* _EXERCISE_: Restate the data below word for word. Skip any images it contains.

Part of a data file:

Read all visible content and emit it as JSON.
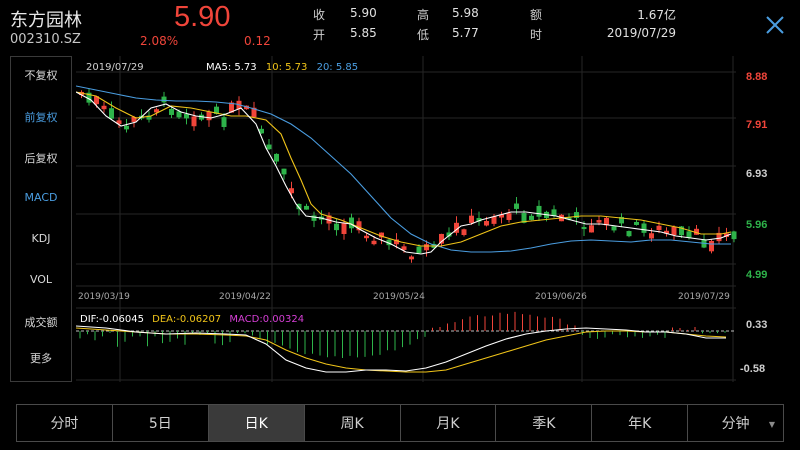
{
  "header": {
    "name": "东方园林",
    "code": "002310.SZ",
    "price": "5.90",
    "change_pct": "2.08%",
    "change": "0.12",
    "stats": [
      {
        "label": "收",
        "value": "5.90"
      },
      {
        "label": "开",
        "value": "5.85"
      },
      {
        "label": "高",
        "value": "5.98"
      },
      {
        "label": "低",
        "value": "5.77"
      },
      {
        "label": "额",
        "value": "1.67亿"
      },
      {
        "label": "时",
        "value": "2019/07/29"
      }
    ]
  },
  "sidebar": {
    "items": [
      {
        "label": "不复权",
        "active": false
      },
      {
        "label": "前复权",
        "active": true
      },
      {
        "label": "后复权",
        "active": false
      },
      {
        "label": "MACD",
        "active": true
      },
      {
        "label": "KDJ",
        "active": false
      },
      {
        "label": "VOL",
        "active": false
      },
      {
        "label": "成交额",
        "active": false
      },
      {
        "label": "更多",
        "active": false
      }
    ]
  },
  "chart": {
    "date_label": "2019/07/29",
    "ma_legend": [
      {
        "label": "MA5:",
        "value": "5.73",
        "color": "#ffffff"
      },
      {
        "label": "10:",
        "value": "5.73",
        "color": "#f0c419"
      },
      {
        "label": "20:",
        "value": "5.85",
        "color": "#4a9de0"
      }
    ],
    "price_ticks": [
      "8.88",
      "7.91",
      "6.93",
      "5.96",
      "4.99"
    ],
    "date_ticks": [
      "2019/03/19",
      "2019/04/22",
      "2019/05/24",
      "2019/06/26",
      "2019/07/29"
    ],
    "macd_legend": [
      {
        "text": "DIF:-0.06045",
        "color": "#ffffff"
      },
      {
        "text": "DEA:-0.06207",
        "color": "#f0c419"
      },
      {
        "text": "MACD:0.00324",
        "color": "#d63fd6"
      }
    ],
    "macd_ticks": [
      "0.33",
      "-0.58"
    ]
  },
  "colors": {
    "up": "#f0453a",
    "down": "#2eb34a",
    "ma5": "#ffffff",
    "ma10": "#f0c419",
    "ma20": "#4a9de0",
    "accent": "#4a9de0"
  },
  "tabs": [
    {
      "label": "分时",
      "active": false
    },
    {
      "label": "5日",
      "active": false
    },
    {
      "label": "日K",
      "active": true
    },
    {
      "label": "周K",
      "active": false
    },
    {
      "label": "月K",
      "active": false
    },
    {
      "label": "季K",
      "active": false
    },
    {
      "label": "年K",
      "active": false
    },
    {
      "label": "分钟",
      "active": false
    }
  ],
  "icons": {
    "close": "close-icon",
    "dropdown": "caret-down-icon"
  }
}
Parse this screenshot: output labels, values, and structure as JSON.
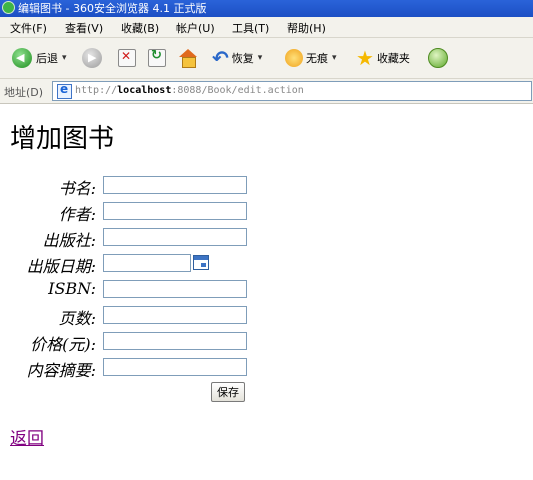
{
  "window": {
    "title": "编辑图书 - 360安全浏览器 4.1 正式版"
  },
  "menubar": {
    "items": [
      "文件(F)",
      "查看(V)",
      "收藏(B)",
      "帐户(U)",
      "工具(T)",
      "帮助(H)"
    ]
  },
  "toolbar": {
    "back_label": "后退",
    "restore_label": "恢复",
    "notrace_label": "无痕",
    "favorites_label": "收藏夹"
  },
  "addressbar": {
    "label": "地址(D)",
    "url_scheme": "http://",
    "url_host": "localhost",
    "url_rest": ":8088/Book/edit.action"
  },
  "page": {
    "title": "增加图书",
    "fields": [
      {
        "label": "书名:",
        "value": ""
      },
      {
        "label": "作者:",
        "value": ""
      },
      {
        "label": "出版社:",
        "value": ""
      },
      {
        "label": "出版日期:",
        "value": ""
      },
      {
        "label": "ISBN:",
        "value": ""
      },
      {
        "label": "页数:",
        "value": ""
      },
      {
        "label": "价格(元):",
        "value": ""
      },
      {
        "label": "内容摘要:",
        "value": ""
      }
    ],
    "save_label": "保存",
    "back_link": "返回"
  }
}
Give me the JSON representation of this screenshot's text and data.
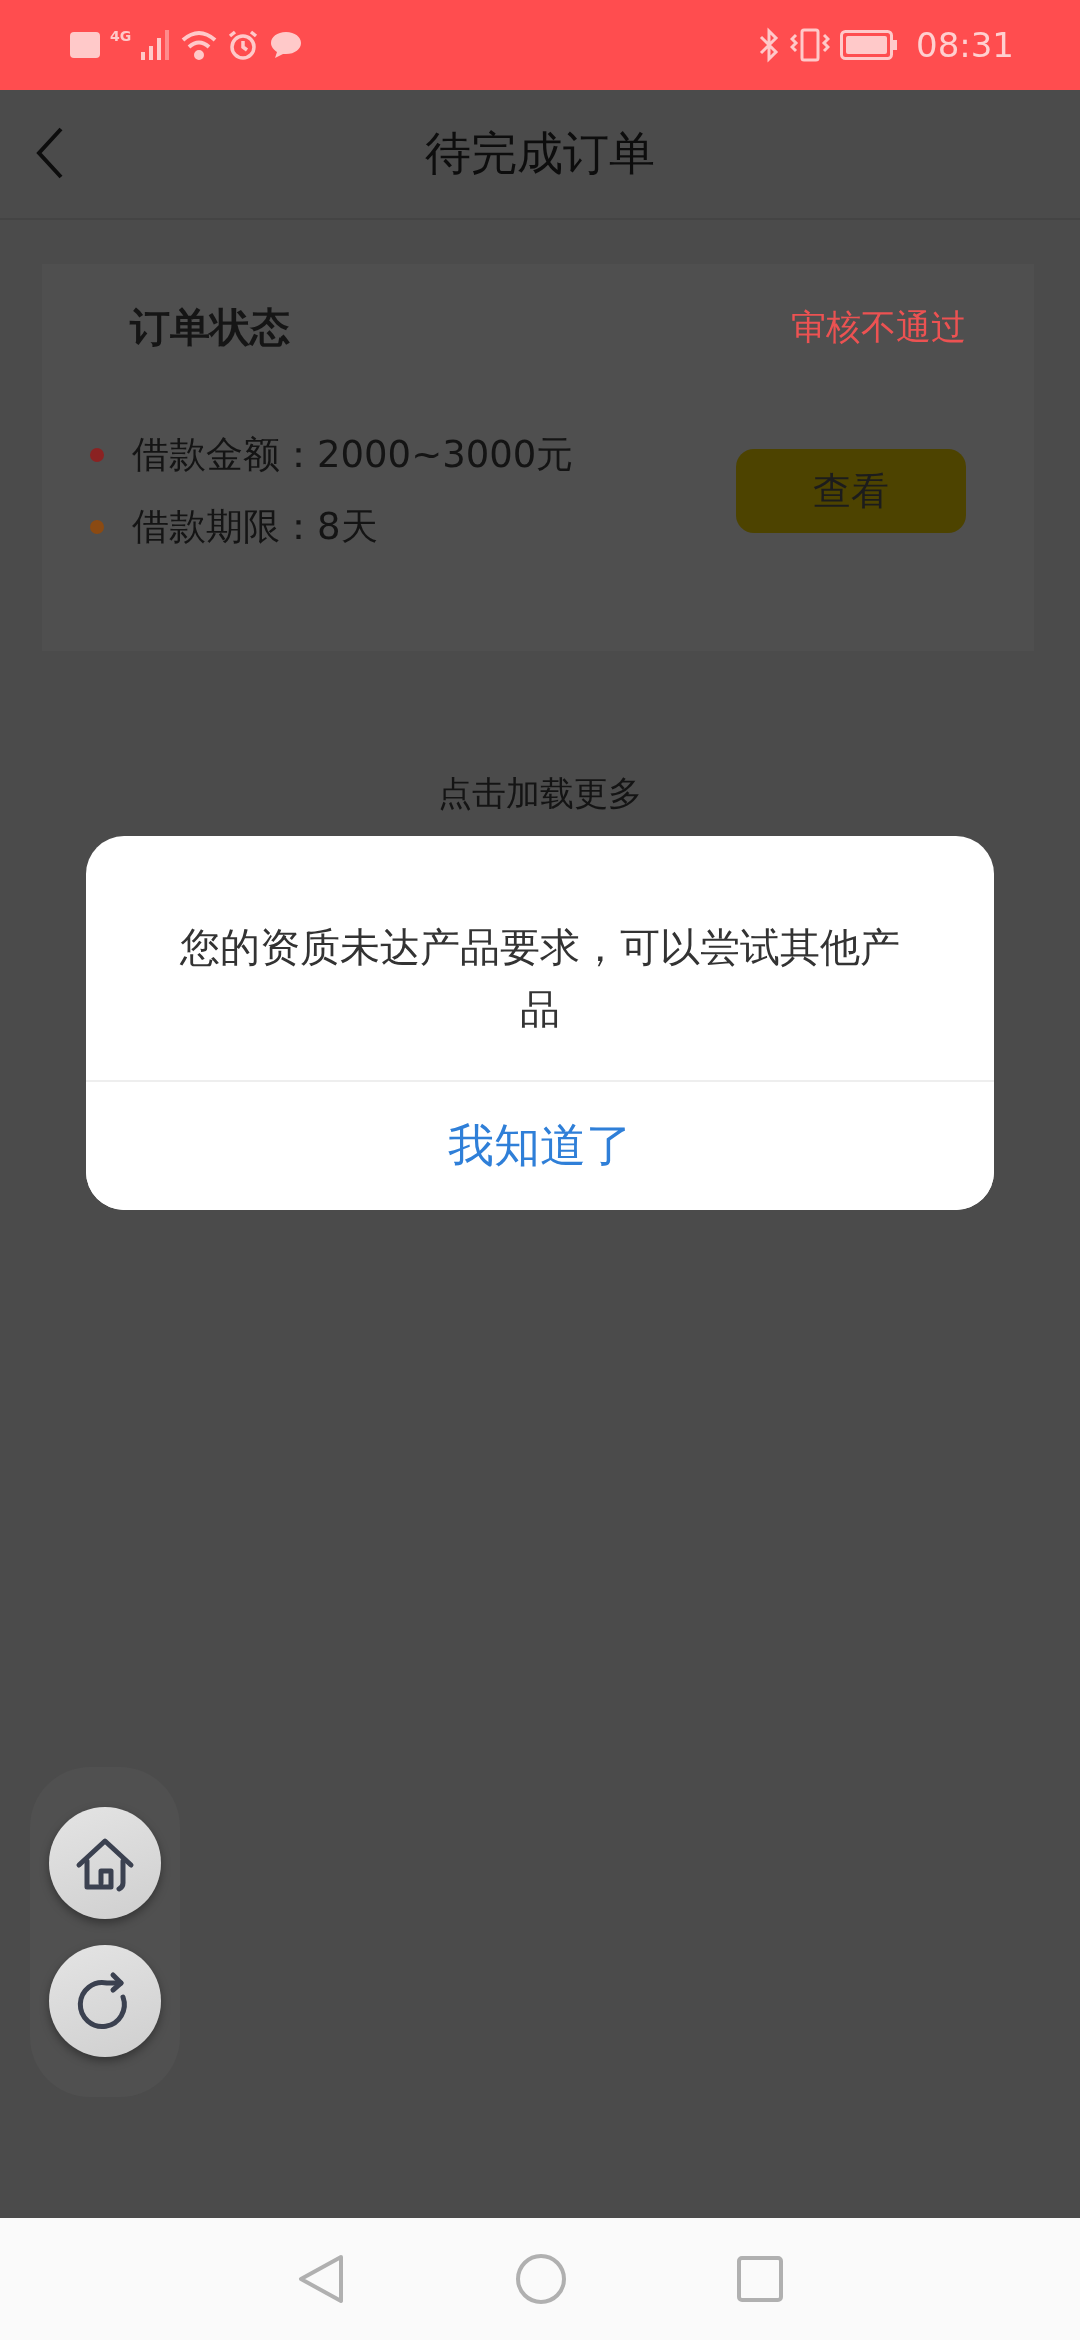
{
  "status_bar": {
    "time": "08:31",
    "network": "4G"
  },
  "header": {
    "title": "待完成订单"
  },
  "order_card": {
    "title": "订单状态",
    "status": "审核不通过",
    "details": [
      {
        "text": "借款金额：2000~3000元",
        "color": "#8b2222"
      },
      {
        "text": "借款期限：8天",
        "color": "#8b4a12"
      }
    ],
    "button": "查看"
  },
  "load_more": "点击加载更多",
  "dialog": {
    "message": "您的资质未达产品要求，可以尝试其他产品",
    "button": "我知道了"
  },
  "floating_actions": [
    {
      "kind": "home"
    },
    {
      "kind": "refresh"
    }
  ]
}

* _RESULT OF THE EXERCISE_:
Read all visible content and emit it as JSON.
{
  "header": {
    "name": "东方园林",
    "code": "002310.SZ",
    "price": "5.90",
    "change_pct": "2.08%",
    "change": "0.12",
    "stats": [
      {
        "label": "收",
        "value": "5.90"
      },
      {
        "label": "开",
        "value": "5.85"
      },
      {
        "label": "高",
        "value": "5.98"
      },
      {
        "label": "低",
        "value": "5.77"
      },
      {
        "label": "额",
        "value": "1.67亿"
      },
      {
        "label": "时",
        "value": "2019/07/29"
      }
    ]
  },
  "sidebar": {
    "items": [
      {
        "label": "不复权",
        "active": false
      },
      {
        "label": "前复权",
        "active": true
      },
      {
        "label": "后复权",
        "active": false
      },
      {
        "label": "MACD",
        "active": true
      },
      {
        "label": "KDJ",
        "active": false
      },
      {
        "label": "VOL",
        "active": false
      },
      {
        "label": "成交额",
        "active": false
      },
      {
        "label": "更多",
        "active": false
      }
    ]
  },
  "chart": {
    "date_label": "2019/07/29",
    "ma_legend": [
      {
        "label": "MA5:",
        "value": "5.73",
        "color": "#ffffff"
      },
      {
        "label": "10:",
        "value": "5.73",
        "color": "#f0c419"
      },
      {
        "label": "20:",
        "value": "5.85",
        "color": "#4a9de0"
      }
    ],
    "price_ticks": [
      "8.88",
      "7.91",
      "6.93",
      "5.96",
      "4.99"
    ],
    "date_ticks": [
      "2019/03/19",
      "2019/04/22",
      "2019/05/24",
      "2019/06/26",
      "2019/07/29"
    ],
    "macd_legend": [
      {
        "text": "DIF:-0.06045",
        "color": "#ffffff"
      },
      {
        "text": "DEA:-0.06207",
        "color": "#f0c419"
      },
      {
        "text": "MACD:0.00324",
        "color": "#d63fd6"
      }
    ],
    "macd_ticks": [
      "0.33",
      "-0.58"
    ]
  },
  "colors": {
    "up": "#f0453a",
    "down": "#2eb34a",
    "ma5": "#ffffff",
    "ma10": "#f0c419",
    "ma20": "#4a9de0",
    "accent": "#4a9de0"
  },
  "tabs": [
    {
      "label": "分时",
      "active": false
    },
    {
      "label": "5日",
      "active": false
    },
    {
      "label": "日K",
      "active": true
    },
    {
      "label": "周K",
      "active": false
    },
    {
      "label": "月K",
      "active": false
    },
    {
      "label": "季K",
      "active": false
    },
    {
      "label": "年K",
      "active": false
    },
    {
      "label": "分钟",
      "active": false
    }
  ],
  "icons": {
    "close": "close-icon",
    "dropdown": "caret-down-icon"
  }
}
Parse this screenshot: output labels, values, and structure as JSON.
{
  "window": {
    "title": "编辑图书 - 360安全浏览器 4.1 正式版"
  },
  "menubar": {
    "items": [
      "文件(F)",
      "查看(V)",
      "收藏(B)",
      "帐户(U)",
      "工具(T)",
      "帮助(H)"
    ]
  },
  "toolbar": {
    "back_label": "后退",
    "restore_label": "恢复",
    "notrace_label": "无痕",
    "favorites_label": "收藏夹"
  },
  "addressbar": {
    "label": "地址(D)",
    "url_scheme": "http://",
    "url_host": "localhost",
    "url_rest": ":8088/Book/edit.action"
  },
  "page": {
    "title": "增加图书",
    "fields": [
      {
        "label": "书名:",
        "value": ""
      },
      {
        "label": "作者:",
        "value": ""
      },
      {
        "label": "出版社:",
        "value": ""
      },
      {
        "label": "出版日期:",
        "value": ""
      },
      {
        "label": "ISBN:",
        "value": ""
      },
      {
        "label": "页数:",
        "value": ""
      },
      {
        "label": "价格(元):",
        "value": ""
      },
      {
        "label": "内容摘要:",
        "value": ""
      }
    ],
    "save_label": "保存",
    "back_link": "返回"
  }
}
Give me the JSON representation of this screenshot's text and data.
{
  "status_bar": {
    "time": "08:31",
    "network": "4G"
  },
  "header": {
    "title": "待完成订单"
  },
  "order_card": {
    "title": "订单状态",
    "status": "审核不通过",
    "details": [
      {
        "text": "借款金额：2000~3000元",
        "color": "#8b2222"
      },
      {
        "text": "借款期限：8天",
        "color": "#8b4a12"
      }
    ],
    "button": "查看"
  },
  "load_more": "点击加载更多",
  "dialog": {
    "message": "您的资质未达产品要求，可以尝试其他产品",
    "button": "我知道了"
  },
  "floating_actions": [
    {
      "kind": "home"
    },
    {
      "kind": "refresh"
    }
  ]
}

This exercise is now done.